→ **GOAL OF THE EXERCISE**
Only a number is required: how many lines of the material contain the word "Pencils"?

→ **DATASET ENTRIES**
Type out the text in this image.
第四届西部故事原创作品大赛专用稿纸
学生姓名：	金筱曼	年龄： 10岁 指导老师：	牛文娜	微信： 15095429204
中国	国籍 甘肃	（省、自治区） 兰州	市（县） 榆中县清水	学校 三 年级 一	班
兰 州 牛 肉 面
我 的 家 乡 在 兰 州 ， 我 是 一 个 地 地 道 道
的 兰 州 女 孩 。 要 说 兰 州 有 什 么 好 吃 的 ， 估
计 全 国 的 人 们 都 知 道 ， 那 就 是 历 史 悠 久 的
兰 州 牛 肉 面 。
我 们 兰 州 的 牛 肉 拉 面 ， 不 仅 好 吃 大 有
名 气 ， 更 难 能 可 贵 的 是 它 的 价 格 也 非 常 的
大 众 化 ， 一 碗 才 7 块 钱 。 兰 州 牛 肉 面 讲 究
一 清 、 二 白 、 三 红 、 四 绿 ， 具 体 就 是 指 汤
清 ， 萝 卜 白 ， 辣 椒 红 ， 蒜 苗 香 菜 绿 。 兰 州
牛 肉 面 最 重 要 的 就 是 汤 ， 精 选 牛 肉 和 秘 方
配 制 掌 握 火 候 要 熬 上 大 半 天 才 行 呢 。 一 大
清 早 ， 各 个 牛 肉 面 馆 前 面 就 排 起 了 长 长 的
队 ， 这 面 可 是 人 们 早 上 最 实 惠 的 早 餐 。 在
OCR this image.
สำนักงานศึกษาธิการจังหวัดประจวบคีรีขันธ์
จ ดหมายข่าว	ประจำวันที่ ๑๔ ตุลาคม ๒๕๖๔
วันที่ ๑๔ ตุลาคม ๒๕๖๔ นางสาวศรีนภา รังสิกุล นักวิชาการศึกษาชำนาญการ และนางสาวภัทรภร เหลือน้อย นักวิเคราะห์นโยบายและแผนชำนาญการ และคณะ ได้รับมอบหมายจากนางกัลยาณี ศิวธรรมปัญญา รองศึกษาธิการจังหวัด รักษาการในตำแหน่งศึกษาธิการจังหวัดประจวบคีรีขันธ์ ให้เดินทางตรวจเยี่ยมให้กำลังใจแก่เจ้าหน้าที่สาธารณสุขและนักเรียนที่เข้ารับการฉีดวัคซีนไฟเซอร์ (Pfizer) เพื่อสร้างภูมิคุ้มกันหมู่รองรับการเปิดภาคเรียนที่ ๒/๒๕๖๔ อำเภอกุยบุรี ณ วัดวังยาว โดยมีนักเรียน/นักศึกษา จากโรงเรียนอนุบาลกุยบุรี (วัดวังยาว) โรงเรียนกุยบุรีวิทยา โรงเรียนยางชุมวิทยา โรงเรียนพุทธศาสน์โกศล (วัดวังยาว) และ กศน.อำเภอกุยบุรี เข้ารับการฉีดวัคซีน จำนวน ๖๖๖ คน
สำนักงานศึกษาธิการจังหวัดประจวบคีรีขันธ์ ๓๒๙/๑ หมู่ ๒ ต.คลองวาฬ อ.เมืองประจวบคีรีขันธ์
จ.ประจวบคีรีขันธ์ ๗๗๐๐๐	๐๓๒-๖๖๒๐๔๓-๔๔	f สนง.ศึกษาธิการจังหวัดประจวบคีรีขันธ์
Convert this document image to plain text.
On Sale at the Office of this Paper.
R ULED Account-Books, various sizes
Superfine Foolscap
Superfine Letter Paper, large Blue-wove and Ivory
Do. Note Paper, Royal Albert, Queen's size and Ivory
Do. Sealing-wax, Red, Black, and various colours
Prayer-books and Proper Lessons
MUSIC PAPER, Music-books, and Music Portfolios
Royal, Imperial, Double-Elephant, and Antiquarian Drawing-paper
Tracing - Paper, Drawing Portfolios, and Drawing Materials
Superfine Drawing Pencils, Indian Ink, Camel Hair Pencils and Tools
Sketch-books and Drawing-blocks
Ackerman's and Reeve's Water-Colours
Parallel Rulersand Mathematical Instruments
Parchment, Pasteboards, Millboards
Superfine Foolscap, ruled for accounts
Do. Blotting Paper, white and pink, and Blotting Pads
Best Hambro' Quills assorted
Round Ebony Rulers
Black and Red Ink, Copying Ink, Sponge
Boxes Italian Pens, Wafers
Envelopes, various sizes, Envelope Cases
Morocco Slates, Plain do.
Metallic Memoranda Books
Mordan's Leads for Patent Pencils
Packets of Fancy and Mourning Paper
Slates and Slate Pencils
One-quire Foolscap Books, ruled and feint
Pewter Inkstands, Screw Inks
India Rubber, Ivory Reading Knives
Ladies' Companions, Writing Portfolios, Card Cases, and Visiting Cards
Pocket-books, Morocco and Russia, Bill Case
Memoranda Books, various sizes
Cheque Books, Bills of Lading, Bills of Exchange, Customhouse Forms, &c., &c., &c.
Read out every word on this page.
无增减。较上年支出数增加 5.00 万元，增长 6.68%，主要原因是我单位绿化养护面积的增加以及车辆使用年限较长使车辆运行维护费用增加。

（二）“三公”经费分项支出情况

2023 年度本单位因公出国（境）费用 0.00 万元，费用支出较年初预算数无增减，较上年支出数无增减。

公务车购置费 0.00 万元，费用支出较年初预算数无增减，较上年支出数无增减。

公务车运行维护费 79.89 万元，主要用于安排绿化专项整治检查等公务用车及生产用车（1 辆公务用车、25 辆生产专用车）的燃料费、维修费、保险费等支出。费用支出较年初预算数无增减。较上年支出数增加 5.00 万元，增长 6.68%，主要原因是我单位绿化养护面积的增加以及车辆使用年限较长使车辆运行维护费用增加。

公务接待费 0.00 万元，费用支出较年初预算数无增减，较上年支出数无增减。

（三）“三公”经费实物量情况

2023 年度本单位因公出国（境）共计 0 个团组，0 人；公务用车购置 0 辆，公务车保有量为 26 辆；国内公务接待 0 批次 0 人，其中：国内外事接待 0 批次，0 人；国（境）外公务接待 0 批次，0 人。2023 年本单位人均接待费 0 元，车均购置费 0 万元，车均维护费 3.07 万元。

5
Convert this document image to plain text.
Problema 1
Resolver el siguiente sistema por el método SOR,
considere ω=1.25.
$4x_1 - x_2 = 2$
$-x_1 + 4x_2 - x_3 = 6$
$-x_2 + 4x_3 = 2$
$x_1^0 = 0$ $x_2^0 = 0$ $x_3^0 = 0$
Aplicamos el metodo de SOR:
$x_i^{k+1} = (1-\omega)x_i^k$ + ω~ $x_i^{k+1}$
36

→ **EXERCISE ANSWER**
3